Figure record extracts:
# # # # #

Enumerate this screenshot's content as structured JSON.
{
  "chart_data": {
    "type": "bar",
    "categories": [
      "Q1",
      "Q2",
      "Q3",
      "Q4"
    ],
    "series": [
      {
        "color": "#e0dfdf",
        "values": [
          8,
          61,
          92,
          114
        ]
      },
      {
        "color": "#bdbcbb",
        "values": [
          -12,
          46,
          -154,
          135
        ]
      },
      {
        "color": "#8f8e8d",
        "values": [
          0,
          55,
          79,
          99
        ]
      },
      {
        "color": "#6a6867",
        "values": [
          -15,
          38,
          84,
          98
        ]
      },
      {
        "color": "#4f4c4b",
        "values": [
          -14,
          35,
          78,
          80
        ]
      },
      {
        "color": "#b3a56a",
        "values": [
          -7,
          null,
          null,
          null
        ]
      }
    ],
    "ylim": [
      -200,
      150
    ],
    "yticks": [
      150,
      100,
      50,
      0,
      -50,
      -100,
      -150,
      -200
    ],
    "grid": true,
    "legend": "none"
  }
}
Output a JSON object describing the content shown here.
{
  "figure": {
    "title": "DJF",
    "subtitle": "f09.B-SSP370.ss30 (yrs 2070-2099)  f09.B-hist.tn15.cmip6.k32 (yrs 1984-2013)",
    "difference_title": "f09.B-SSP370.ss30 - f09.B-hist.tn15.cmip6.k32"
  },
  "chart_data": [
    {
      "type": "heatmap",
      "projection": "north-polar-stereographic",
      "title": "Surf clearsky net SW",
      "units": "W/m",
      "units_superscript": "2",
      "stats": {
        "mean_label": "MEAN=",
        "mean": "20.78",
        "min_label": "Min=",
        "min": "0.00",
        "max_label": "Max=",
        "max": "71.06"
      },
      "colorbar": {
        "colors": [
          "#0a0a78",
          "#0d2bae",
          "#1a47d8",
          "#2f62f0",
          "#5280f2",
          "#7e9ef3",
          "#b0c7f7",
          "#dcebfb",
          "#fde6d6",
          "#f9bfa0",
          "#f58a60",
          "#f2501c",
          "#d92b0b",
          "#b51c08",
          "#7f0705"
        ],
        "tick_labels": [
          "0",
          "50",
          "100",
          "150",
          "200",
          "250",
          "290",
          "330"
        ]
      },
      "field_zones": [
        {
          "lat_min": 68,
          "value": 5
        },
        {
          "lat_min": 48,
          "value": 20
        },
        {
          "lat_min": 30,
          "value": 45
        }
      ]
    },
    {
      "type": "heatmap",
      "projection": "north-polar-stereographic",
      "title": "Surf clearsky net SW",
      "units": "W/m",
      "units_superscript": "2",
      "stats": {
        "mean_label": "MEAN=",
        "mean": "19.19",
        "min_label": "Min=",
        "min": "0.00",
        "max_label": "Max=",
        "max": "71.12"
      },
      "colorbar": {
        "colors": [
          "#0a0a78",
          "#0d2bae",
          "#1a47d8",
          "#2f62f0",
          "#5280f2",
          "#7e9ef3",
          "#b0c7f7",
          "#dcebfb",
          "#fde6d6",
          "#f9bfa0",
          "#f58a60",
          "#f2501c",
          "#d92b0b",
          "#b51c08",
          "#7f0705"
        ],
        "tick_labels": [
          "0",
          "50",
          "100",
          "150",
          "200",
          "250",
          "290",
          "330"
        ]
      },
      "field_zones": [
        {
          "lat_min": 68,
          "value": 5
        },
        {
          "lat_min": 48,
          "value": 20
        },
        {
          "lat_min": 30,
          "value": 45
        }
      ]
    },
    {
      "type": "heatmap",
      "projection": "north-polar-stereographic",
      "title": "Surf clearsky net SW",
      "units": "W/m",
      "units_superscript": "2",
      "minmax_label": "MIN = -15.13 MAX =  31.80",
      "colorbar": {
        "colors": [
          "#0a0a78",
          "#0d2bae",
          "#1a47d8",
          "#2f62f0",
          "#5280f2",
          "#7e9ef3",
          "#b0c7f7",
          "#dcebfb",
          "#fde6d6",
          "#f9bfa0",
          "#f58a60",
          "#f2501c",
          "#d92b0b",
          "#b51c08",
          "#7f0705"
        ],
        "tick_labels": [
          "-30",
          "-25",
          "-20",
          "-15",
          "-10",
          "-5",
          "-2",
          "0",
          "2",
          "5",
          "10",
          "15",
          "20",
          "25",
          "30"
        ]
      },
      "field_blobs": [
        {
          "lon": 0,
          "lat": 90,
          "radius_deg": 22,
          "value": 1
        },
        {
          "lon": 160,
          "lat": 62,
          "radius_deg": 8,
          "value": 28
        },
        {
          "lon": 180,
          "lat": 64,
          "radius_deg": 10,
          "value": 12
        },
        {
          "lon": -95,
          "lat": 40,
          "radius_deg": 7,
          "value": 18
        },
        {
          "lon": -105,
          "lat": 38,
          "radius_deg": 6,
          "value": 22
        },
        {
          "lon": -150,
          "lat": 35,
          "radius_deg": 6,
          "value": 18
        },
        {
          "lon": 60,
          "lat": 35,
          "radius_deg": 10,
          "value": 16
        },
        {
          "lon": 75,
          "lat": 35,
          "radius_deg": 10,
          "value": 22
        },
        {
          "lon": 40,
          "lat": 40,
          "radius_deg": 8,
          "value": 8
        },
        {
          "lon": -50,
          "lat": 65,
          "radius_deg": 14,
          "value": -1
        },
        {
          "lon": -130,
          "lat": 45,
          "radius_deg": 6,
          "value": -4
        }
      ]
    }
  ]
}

# # # # #

-- Your task --
Return only those lines of the records that contain the string "content".

-- Output for this exercise --
Enumerate this screenshot's content as structured JSON.
Output a JSON object describing the content shown here.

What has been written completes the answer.